Surname preceded by at least one forename or initial or abbreviation or familiar form of forename. (Sections 7(2)(b) (granter) and 7(5)(b) (witness) of the 1995 Act.)

For further information on the execution of deeds which do not appear to meet the requirements of the Requirements of Writing (Scotland) Act 1995 see the Further Guidance page on Requirements of Writing (Scotland) Act 1995 - signing by the granter. (Please refer to the CAJR Team Leader)

These are the only forms of signature available in the case of attested writings. For other writings, some allowance is made for less formal types of signature or mark. When a signature complies with one of the two options, there is no need for a testing clause to state that the granter is signing ‘his or her usual signature’.

It is acceptable for titled people to sign using their title, e.g. the Earl of Seafield may subscribe ‘Seafield’. In Scotland, married women may sign using their maiden name but this should be declared in the testing clause. If a person signs in more than one capacity, e.gas executor and as individual, a single signature is sufficient to bind that person in both capacities.

Signatures must be a ‘voluntary, spontaneous act of the granter’. The hand may not be guided nor can a pencilled signature be inked in. The hand may be supported if held above the wrist – but this should be avoided except in extreme emergency.

The general rule laid down by section 6 of the 1995 Act is that a document is only registrable if the subscription of the granter is self-evidencing or, where there is more than one granter, the subscription of at least one of the granters is self-evidencing. Note that the place and date of execution need not be self-evidencing in order for registration to be competent. If the subscription of the granter of a registrable deed is patently not self evidencing, the Keeper cannot accept the deed for registration.

» **About this task**
Copy out the passage above on signatures under the Requirements of Writing (Scotland) Act 1995 in full, word for word.

» **Records provided**

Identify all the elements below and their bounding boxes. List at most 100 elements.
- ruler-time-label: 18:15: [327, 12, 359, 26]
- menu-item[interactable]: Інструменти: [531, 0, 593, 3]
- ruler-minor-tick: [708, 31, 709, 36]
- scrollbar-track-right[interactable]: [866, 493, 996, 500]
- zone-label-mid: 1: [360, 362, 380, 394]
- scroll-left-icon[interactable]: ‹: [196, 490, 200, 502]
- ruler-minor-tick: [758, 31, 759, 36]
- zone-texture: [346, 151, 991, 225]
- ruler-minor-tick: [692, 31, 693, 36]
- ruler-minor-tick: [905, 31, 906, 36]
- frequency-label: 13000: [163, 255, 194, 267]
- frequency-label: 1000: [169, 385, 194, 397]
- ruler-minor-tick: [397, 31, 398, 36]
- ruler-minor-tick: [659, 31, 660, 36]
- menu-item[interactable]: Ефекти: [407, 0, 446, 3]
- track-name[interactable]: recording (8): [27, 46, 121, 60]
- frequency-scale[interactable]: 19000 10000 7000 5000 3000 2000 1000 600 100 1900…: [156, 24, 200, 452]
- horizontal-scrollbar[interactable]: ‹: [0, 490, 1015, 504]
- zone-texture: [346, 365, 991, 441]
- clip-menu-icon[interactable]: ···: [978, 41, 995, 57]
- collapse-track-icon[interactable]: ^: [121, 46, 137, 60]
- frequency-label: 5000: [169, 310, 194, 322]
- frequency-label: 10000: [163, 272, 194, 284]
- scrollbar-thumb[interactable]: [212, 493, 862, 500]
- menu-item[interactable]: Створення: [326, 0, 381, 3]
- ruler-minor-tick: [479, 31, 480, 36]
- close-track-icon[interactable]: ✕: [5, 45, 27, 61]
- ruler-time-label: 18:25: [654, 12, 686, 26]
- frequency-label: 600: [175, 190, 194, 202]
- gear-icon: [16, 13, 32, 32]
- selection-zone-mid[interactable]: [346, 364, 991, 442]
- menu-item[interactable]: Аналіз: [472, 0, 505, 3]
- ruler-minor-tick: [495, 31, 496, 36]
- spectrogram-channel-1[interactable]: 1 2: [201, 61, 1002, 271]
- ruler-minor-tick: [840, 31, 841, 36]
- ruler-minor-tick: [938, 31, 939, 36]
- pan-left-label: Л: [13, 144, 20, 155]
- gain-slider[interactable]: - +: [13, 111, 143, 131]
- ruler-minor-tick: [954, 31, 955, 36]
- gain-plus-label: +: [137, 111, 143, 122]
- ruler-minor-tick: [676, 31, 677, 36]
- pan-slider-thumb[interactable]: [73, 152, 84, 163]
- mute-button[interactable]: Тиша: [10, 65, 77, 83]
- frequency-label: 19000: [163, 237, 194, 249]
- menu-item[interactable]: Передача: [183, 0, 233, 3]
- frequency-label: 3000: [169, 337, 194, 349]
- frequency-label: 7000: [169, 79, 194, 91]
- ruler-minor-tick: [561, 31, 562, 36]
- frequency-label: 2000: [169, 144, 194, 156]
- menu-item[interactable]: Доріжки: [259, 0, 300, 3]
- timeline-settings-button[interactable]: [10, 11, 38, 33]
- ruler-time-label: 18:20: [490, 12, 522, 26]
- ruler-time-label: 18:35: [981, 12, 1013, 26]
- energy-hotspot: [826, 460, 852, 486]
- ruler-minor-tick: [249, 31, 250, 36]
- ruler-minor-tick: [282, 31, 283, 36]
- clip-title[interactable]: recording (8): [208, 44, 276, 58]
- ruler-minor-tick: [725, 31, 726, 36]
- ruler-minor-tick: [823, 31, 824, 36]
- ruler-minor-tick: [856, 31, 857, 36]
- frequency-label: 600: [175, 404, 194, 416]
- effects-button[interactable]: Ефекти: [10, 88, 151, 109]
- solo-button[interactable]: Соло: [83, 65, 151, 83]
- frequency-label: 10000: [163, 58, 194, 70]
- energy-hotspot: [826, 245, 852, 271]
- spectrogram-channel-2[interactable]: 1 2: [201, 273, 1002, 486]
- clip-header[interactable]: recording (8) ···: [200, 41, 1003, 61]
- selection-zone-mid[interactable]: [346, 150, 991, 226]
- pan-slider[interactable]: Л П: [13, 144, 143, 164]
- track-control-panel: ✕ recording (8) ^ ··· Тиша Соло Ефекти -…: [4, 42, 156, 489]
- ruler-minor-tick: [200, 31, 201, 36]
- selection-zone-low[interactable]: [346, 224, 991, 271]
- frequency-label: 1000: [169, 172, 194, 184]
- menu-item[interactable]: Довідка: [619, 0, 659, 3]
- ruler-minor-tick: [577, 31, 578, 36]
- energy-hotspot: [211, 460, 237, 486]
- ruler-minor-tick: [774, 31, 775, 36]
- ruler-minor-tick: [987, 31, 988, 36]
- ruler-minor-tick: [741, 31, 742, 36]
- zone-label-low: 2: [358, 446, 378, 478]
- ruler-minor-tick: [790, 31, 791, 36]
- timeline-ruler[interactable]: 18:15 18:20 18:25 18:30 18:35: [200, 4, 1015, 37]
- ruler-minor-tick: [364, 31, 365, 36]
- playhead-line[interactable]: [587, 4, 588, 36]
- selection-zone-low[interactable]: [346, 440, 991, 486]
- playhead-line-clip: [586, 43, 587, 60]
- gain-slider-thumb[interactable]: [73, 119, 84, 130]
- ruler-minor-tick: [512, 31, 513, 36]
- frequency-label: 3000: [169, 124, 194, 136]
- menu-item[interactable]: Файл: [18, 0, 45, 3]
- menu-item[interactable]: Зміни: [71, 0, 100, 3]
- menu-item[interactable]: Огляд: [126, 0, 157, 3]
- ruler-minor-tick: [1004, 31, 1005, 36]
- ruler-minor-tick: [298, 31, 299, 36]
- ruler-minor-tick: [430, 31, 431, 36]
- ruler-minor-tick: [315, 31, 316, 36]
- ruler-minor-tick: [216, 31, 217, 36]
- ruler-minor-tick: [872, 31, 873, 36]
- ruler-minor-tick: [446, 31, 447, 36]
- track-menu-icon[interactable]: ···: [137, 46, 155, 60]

» **Exercise response**
Surname preceded by at least one forename or initial or abbreviation or familiar form of forename. (Sections 7(2)(b) (granter) and 7(5)(b) (witness) of the 1995 Act.)

For further information on the execution of deeds which do not appear to meet the requirements of the Requirements of Writing (Scotland) Act 1995 see the Further Guidance page on Requirements of Writing (Scotland) Act 1995 - signing by the granter. (Please refer to the CAJR Team Leader)

These are the only forms of signature available in the case of attested writings. For other writings, some allowance is made for less formal types of signature or mark. When a signature complies with one of the two options, there is no need for a testing clause to state that the granter is signing ‘his or her usual signature’.

It is acceptable for titled people to sign using their title, e.g. the Earl of Seafield may subscribe ‘Seafield’. In Scotland, married women may sign using their maiden name but this should be declared in the testing clause. If a person signs in more than one capacity, e.gas executor and as individual, a single signature is sufficient to bind that person in both capacities.

Signatures must be a ‘voluntary, spontaneous act of the granter’. The hand may not be guided nor can a pencilled signature be inked in. The hand may be supported if held above the wrist – but this should be avoided except in extreme emergency.

The general rule laid down by section 6 of the 1995 Act is that a document is only registrable if the subscription of the granter is self-evidencing or, where there is more than one granter, the subscription of at least one of the granters is self-evidencing. Note that the place and date of execution need not be self-evidencing in order for registration to be competent. If the subscription of the granter of a registrable deed is patently not self evidencing, the Keeper cannot accept the deed for registration.